[Stored entries]
:::

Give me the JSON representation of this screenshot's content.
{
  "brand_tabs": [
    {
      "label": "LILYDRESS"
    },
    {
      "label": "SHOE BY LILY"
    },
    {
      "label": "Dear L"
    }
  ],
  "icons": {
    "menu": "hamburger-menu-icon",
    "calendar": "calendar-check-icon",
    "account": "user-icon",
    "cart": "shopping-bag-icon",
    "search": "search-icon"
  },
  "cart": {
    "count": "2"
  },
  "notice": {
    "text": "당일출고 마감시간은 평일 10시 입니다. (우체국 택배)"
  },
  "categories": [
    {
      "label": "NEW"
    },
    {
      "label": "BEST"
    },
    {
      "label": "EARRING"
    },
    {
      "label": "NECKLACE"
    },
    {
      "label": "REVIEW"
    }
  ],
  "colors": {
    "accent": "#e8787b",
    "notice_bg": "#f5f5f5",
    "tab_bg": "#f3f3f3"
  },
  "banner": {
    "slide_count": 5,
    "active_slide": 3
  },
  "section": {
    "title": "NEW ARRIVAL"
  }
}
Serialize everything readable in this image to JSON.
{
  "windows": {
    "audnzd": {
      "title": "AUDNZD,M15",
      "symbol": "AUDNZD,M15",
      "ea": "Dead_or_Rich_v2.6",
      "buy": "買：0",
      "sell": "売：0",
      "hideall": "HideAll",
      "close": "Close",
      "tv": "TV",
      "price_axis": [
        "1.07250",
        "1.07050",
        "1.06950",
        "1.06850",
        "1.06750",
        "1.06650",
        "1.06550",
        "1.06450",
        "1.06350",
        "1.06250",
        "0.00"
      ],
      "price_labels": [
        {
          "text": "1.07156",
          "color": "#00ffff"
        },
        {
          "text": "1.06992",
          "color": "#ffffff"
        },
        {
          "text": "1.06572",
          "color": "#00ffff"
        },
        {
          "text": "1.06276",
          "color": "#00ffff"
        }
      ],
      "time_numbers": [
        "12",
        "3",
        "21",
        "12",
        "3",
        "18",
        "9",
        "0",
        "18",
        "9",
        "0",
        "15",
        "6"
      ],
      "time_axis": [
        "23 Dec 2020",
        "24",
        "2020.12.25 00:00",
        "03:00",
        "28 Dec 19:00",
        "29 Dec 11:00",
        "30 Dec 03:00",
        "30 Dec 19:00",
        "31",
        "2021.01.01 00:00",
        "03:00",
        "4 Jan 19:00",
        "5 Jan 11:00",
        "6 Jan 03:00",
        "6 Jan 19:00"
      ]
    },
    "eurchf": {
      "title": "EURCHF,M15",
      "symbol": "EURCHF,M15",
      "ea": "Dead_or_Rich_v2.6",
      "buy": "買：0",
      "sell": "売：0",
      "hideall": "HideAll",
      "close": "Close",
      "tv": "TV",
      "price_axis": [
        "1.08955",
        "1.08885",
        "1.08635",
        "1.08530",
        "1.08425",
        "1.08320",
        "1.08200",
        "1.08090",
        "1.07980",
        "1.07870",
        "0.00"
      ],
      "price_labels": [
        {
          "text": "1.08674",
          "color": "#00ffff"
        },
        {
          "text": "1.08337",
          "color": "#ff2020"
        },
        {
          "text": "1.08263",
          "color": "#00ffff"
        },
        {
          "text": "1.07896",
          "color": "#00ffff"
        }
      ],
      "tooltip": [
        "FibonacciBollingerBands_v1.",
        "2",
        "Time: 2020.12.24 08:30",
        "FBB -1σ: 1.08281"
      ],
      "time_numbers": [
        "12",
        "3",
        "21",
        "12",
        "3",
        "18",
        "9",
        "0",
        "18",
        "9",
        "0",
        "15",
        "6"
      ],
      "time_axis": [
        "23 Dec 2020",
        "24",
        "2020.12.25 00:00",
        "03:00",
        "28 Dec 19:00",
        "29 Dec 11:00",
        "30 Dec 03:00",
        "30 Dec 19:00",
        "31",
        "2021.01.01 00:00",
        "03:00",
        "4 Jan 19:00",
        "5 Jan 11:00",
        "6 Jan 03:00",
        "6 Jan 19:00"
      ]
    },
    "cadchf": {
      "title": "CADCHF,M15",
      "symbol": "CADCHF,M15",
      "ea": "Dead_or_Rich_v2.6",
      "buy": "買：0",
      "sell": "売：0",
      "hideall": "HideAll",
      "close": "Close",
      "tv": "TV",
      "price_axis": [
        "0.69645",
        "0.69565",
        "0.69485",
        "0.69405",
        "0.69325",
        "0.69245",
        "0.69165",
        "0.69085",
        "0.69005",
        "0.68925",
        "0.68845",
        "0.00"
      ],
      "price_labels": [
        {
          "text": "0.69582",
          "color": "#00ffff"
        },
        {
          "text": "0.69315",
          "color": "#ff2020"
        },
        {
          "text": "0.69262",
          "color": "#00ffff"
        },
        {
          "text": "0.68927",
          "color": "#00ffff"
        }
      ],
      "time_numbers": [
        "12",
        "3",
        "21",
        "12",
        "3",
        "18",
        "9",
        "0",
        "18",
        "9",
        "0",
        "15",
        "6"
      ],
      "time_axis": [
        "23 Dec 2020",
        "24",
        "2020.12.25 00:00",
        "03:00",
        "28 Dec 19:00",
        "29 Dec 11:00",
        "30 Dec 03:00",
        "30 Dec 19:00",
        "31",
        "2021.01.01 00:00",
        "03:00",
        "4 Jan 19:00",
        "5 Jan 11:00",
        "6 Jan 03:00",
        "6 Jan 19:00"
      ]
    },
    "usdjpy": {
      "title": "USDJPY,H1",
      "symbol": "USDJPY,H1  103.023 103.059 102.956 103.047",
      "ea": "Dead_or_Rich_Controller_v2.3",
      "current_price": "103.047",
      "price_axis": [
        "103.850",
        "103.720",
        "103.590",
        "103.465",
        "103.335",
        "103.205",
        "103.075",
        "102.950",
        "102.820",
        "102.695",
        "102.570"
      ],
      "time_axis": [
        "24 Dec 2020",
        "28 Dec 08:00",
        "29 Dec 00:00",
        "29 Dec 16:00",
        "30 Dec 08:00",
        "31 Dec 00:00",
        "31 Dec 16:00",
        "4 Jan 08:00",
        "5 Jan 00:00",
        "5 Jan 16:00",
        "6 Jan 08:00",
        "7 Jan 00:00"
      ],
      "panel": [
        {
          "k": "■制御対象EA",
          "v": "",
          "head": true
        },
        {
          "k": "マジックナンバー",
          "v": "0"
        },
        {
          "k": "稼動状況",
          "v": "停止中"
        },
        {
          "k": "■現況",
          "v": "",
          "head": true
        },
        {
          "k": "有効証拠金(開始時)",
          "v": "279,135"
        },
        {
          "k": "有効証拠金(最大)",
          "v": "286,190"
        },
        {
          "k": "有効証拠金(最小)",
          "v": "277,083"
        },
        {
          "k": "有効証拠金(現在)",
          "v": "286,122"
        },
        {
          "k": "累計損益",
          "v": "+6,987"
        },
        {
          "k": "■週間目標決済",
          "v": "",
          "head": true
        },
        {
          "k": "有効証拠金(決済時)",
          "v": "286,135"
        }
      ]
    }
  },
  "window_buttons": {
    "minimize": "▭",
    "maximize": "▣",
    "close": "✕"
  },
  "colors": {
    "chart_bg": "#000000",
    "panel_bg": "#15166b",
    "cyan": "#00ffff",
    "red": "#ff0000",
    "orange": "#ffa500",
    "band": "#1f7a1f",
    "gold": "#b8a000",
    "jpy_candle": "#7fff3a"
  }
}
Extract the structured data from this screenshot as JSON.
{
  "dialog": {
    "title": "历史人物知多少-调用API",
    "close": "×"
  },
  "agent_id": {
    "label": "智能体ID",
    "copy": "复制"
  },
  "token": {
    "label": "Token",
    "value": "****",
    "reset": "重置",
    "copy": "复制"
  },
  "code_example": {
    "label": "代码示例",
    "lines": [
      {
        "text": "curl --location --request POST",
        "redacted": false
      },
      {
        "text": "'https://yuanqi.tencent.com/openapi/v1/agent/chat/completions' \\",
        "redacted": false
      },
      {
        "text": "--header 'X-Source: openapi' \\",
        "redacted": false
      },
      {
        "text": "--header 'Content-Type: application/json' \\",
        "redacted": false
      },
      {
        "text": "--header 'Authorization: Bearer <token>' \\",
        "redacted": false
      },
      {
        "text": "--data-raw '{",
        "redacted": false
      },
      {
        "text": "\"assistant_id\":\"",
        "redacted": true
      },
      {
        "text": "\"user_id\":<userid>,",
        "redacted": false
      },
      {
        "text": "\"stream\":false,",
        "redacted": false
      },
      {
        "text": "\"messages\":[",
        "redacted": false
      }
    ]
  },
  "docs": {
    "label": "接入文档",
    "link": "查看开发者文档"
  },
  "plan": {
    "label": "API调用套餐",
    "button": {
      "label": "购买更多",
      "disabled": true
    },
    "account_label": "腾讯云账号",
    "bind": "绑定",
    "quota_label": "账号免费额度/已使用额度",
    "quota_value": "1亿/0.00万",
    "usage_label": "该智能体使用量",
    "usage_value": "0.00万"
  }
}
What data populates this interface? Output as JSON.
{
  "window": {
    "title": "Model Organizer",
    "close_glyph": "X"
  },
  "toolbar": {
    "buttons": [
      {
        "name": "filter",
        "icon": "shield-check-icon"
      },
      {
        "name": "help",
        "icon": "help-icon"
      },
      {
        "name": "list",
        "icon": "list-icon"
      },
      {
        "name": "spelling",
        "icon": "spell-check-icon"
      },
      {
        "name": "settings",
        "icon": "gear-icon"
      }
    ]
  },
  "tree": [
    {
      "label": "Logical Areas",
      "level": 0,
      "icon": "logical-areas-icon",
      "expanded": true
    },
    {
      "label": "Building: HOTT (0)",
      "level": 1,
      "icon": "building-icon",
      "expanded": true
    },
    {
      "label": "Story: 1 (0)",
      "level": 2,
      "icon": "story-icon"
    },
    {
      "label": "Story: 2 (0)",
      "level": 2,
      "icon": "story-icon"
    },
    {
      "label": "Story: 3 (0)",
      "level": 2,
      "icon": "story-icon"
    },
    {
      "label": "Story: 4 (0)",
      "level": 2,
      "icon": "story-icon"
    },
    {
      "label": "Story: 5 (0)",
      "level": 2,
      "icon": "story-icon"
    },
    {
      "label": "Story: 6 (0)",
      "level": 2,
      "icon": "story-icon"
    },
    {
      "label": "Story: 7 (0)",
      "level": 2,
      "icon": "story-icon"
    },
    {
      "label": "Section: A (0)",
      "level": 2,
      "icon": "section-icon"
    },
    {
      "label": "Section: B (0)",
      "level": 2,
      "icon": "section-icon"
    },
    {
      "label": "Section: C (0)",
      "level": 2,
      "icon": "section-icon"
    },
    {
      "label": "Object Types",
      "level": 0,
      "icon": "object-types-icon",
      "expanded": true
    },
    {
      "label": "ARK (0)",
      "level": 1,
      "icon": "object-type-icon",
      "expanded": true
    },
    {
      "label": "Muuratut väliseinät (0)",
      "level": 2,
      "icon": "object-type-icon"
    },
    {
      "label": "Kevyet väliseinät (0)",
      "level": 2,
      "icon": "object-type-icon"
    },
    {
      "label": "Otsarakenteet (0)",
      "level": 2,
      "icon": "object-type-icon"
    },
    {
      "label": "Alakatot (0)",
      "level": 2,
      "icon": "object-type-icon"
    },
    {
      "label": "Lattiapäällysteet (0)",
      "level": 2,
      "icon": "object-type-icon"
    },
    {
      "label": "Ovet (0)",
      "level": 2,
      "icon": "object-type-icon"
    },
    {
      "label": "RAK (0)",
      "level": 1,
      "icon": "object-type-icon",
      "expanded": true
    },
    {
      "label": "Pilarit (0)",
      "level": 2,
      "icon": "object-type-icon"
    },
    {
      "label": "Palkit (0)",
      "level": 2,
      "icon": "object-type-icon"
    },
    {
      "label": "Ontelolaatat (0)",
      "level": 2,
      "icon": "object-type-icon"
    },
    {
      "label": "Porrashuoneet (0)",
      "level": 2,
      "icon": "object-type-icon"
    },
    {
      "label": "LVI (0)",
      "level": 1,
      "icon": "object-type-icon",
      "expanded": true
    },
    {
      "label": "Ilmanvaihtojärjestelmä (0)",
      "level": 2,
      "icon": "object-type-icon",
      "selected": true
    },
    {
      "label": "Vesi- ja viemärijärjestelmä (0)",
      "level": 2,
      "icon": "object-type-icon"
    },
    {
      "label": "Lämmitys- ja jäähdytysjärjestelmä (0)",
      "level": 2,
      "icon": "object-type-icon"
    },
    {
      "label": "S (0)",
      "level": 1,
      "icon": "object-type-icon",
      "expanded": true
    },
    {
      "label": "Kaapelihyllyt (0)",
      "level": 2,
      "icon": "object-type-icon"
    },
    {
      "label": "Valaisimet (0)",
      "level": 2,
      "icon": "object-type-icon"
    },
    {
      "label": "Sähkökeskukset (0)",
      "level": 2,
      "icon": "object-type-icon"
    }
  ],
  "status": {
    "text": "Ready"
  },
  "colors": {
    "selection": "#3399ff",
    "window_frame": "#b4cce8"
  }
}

:::

• _TASK_
In the entries above, find every line with the word "title" and list it.

• _EXERCISE RESPONSE_
    "title": "NEW ARRIVAL"
      "title": "AUDNZD,M15",
      "title": "EURCHF,M15",
      "title": "CADCHF,M15",
      "title": "USDJPY,H1",
    "title": "历史人物知多少-调用API",
    "title": "Model Organizer",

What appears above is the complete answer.